Given exercise: Find each line holding "unit" and copy it out.
>> start Source records
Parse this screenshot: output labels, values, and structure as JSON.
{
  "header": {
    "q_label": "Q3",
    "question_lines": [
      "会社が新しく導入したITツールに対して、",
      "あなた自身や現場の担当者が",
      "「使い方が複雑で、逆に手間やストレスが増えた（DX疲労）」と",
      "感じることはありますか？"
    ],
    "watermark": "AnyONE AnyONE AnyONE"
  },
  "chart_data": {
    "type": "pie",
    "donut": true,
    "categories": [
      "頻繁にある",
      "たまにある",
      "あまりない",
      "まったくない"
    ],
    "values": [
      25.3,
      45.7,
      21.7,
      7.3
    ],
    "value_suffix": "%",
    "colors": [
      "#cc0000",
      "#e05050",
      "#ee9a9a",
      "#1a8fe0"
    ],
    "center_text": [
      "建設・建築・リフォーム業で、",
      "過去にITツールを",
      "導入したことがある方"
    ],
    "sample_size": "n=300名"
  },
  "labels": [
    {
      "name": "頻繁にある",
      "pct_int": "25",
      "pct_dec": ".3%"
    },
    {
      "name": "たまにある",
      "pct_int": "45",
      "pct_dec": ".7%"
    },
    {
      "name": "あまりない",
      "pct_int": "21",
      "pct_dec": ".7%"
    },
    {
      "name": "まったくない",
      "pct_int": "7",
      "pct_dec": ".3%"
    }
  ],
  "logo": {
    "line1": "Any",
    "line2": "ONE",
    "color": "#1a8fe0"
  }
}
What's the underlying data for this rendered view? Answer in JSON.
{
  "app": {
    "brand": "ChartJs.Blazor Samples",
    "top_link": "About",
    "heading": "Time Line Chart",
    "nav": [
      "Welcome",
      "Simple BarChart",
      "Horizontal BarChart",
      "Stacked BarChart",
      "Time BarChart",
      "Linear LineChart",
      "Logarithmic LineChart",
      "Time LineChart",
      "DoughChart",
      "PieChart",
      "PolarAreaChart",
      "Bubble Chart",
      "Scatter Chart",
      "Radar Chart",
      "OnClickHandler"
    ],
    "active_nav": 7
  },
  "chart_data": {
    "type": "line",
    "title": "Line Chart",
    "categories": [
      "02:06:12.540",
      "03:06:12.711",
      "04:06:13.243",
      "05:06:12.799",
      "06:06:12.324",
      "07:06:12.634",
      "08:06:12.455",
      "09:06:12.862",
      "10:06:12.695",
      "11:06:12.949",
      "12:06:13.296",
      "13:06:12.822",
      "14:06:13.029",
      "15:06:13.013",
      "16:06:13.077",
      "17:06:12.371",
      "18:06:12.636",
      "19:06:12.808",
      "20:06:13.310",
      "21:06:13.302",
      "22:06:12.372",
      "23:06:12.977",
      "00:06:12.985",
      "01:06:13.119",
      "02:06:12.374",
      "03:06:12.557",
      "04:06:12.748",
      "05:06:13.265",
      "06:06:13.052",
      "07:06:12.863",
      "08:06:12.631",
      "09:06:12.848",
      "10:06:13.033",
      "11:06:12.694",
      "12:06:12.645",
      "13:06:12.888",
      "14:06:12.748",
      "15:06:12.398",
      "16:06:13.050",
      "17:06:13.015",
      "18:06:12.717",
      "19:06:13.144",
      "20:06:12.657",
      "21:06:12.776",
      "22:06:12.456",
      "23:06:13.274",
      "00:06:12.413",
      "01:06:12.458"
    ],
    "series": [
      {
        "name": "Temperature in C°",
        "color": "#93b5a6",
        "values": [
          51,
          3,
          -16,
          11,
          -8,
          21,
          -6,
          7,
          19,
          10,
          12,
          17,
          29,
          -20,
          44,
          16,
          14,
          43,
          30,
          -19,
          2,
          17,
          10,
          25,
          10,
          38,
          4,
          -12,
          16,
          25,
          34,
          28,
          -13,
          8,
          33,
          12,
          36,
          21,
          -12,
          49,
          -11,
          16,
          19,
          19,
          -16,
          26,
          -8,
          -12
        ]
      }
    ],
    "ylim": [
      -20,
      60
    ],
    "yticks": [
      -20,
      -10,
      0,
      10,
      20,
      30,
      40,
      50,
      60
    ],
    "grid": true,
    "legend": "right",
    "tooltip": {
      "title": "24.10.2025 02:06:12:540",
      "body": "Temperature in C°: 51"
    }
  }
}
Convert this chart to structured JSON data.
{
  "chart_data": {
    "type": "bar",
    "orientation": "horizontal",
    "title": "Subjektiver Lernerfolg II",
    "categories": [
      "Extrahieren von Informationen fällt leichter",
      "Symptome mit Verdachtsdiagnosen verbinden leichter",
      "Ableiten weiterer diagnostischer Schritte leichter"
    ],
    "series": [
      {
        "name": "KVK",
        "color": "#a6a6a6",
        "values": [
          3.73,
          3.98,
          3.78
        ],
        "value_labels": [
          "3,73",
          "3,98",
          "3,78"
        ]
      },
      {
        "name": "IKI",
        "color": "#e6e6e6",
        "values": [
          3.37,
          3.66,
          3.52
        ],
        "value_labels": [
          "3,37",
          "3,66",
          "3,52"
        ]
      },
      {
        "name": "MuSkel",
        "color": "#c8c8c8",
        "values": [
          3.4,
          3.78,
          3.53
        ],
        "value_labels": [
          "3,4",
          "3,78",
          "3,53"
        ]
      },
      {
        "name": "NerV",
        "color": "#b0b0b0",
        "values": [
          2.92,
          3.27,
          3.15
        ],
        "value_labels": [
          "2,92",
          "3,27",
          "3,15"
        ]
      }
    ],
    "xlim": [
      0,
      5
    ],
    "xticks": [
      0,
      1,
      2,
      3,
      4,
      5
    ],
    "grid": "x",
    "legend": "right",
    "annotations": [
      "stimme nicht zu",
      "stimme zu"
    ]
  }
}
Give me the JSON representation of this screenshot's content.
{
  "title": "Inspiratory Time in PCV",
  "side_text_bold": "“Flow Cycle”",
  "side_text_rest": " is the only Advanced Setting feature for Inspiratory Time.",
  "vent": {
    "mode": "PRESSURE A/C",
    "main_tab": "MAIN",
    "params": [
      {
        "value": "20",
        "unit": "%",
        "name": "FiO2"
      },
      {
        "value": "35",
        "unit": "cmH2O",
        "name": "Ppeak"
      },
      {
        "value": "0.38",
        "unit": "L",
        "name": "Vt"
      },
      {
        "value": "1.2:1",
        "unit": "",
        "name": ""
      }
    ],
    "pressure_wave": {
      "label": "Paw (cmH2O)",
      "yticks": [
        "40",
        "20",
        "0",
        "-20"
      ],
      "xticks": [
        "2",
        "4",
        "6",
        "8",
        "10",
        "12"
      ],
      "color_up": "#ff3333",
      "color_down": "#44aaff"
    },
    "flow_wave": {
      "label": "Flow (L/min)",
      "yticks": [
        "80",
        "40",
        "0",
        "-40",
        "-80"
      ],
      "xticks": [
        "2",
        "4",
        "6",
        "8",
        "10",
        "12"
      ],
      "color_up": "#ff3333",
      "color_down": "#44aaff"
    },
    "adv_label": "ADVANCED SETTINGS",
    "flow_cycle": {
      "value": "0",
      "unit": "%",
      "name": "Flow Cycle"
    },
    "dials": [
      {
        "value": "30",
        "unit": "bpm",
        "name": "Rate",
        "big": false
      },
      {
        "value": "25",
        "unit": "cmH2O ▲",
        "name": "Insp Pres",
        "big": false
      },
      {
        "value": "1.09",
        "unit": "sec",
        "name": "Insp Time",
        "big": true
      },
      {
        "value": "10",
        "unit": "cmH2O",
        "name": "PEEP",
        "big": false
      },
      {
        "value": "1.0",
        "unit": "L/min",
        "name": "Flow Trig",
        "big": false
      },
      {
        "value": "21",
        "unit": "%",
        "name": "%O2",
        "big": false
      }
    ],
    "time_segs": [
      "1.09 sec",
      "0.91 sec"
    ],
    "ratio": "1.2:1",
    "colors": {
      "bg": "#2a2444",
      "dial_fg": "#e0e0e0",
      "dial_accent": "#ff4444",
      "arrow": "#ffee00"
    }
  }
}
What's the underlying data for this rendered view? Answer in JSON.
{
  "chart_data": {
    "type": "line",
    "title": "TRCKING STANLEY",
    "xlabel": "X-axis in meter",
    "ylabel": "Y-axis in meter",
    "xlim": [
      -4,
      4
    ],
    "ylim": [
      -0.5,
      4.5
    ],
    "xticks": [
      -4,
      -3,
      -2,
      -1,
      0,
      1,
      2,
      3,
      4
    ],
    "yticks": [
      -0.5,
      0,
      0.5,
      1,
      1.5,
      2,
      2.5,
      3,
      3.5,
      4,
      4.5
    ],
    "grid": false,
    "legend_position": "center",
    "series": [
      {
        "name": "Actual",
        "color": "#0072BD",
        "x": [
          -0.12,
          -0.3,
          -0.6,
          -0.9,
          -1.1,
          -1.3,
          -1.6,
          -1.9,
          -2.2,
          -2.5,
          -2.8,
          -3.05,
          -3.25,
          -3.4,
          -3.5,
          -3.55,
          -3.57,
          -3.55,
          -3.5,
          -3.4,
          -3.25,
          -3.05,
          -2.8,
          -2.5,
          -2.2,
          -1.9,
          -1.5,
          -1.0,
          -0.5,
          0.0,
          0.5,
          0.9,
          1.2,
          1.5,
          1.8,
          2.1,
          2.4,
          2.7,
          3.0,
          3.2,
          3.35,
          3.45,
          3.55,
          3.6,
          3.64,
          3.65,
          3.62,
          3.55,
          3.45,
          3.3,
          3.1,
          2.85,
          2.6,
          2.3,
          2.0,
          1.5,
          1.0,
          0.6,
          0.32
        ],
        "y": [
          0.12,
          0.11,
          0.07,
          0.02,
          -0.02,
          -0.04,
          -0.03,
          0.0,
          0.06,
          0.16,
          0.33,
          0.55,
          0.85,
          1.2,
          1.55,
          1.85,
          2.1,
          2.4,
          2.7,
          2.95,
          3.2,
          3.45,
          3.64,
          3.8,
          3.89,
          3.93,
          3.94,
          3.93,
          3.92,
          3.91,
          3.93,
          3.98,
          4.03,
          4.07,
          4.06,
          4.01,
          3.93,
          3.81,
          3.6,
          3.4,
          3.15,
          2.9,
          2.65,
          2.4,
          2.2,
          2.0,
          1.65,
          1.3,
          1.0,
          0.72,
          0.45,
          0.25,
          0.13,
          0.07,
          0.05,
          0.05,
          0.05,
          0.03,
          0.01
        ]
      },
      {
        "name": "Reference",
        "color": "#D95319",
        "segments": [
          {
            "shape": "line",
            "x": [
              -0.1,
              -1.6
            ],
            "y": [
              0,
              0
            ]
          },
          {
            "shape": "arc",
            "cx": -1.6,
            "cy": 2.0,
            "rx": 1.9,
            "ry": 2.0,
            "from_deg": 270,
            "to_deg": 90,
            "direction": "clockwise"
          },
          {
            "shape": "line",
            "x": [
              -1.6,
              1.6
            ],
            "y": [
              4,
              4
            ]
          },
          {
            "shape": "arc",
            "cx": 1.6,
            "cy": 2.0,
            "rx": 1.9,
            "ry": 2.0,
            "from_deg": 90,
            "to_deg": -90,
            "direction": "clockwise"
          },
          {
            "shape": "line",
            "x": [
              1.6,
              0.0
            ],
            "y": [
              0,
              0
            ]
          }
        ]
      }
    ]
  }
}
>> end Source records
The reply:
        "unit": "%",
        "unit": "cmH2O",
        "unit": "L",
        "unit": "",
      "unit": "%",
        "unit": "bpm",
        "unit": "cmH2O ▲",
        "unit": "sec",
        "unit": "cmH2O",
        "unit": "L/min",
        "unit": "%",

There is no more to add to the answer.